Task brief => Copy every line in the records below that contains the word "ACQUIRE".

Extracted data entries

********************

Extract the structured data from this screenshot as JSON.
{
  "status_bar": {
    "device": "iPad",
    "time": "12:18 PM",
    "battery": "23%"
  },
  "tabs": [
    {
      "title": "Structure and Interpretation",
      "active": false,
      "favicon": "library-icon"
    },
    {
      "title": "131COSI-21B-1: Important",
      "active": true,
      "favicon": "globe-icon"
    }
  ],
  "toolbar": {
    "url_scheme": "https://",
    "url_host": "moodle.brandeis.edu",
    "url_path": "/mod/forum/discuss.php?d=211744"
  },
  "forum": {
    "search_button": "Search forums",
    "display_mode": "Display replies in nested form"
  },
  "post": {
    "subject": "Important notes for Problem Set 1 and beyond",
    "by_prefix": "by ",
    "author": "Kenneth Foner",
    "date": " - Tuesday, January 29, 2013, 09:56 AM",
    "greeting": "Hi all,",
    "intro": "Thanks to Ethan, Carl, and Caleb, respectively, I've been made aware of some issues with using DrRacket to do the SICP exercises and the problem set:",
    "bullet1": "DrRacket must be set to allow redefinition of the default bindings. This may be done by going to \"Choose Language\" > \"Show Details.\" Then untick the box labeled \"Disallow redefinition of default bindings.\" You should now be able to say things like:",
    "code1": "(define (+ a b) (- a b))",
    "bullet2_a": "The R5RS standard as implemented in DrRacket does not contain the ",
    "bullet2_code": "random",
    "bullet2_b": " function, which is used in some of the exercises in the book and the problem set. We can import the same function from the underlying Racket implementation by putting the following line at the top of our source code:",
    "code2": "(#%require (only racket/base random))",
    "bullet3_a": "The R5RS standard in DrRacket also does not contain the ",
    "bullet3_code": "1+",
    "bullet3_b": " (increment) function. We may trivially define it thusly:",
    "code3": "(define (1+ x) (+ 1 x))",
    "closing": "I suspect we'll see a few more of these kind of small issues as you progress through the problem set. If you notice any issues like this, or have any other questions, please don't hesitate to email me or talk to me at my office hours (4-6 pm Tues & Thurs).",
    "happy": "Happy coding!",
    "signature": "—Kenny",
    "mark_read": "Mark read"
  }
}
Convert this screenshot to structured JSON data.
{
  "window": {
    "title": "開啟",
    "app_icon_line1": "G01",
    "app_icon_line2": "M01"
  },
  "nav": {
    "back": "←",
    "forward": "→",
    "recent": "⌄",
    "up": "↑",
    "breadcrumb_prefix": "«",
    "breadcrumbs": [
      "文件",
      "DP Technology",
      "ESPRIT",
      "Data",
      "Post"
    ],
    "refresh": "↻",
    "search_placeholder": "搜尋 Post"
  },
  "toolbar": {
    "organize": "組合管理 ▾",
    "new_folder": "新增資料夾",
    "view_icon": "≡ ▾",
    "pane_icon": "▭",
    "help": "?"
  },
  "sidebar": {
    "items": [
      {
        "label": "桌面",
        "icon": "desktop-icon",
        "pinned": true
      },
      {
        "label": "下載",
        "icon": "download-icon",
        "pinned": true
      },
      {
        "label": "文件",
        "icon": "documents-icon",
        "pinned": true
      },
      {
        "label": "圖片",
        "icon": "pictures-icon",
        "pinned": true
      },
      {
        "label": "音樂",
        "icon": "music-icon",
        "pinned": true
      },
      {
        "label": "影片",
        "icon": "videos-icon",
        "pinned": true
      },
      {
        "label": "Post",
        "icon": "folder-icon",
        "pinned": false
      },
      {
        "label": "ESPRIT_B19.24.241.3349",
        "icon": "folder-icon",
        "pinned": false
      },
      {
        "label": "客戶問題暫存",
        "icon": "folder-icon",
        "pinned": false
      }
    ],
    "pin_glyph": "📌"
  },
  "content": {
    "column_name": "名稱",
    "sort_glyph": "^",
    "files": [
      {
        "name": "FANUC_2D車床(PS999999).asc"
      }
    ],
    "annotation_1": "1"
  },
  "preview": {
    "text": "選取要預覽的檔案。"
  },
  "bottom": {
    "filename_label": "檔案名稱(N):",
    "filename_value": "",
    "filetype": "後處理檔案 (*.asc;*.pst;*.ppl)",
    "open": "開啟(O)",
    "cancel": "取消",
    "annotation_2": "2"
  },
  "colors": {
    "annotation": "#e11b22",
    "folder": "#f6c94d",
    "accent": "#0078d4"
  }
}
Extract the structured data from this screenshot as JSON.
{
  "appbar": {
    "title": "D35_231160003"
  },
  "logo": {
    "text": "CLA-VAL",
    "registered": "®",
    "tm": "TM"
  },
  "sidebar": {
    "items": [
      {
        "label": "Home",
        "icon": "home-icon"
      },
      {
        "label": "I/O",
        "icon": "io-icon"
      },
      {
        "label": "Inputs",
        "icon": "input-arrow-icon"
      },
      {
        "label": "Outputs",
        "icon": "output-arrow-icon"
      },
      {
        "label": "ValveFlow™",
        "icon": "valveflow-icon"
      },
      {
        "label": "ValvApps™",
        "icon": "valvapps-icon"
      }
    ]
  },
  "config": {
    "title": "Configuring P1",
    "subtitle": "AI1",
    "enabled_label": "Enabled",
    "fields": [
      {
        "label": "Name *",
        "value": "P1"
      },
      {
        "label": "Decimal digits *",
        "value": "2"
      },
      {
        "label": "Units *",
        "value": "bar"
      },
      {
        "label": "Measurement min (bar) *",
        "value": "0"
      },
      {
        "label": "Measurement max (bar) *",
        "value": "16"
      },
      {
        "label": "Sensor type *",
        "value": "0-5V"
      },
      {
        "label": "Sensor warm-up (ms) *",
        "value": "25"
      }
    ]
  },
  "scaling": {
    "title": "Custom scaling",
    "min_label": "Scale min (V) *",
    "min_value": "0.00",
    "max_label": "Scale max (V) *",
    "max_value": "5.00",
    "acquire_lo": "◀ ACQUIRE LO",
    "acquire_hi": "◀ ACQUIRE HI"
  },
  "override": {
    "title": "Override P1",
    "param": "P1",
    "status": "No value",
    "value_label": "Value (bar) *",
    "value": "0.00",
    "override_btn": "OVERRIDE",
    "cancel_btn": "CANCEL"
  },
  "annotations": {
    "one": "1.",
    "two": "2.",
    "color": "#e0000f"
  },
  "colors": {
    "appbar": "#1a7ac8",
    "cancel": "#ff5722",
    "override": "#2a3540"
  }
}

********************

Reply to the task =>
    "acquire_lo": "◀ ACQUIRE LO",
    "acquire_hi": "◀ ACQUIRE HI"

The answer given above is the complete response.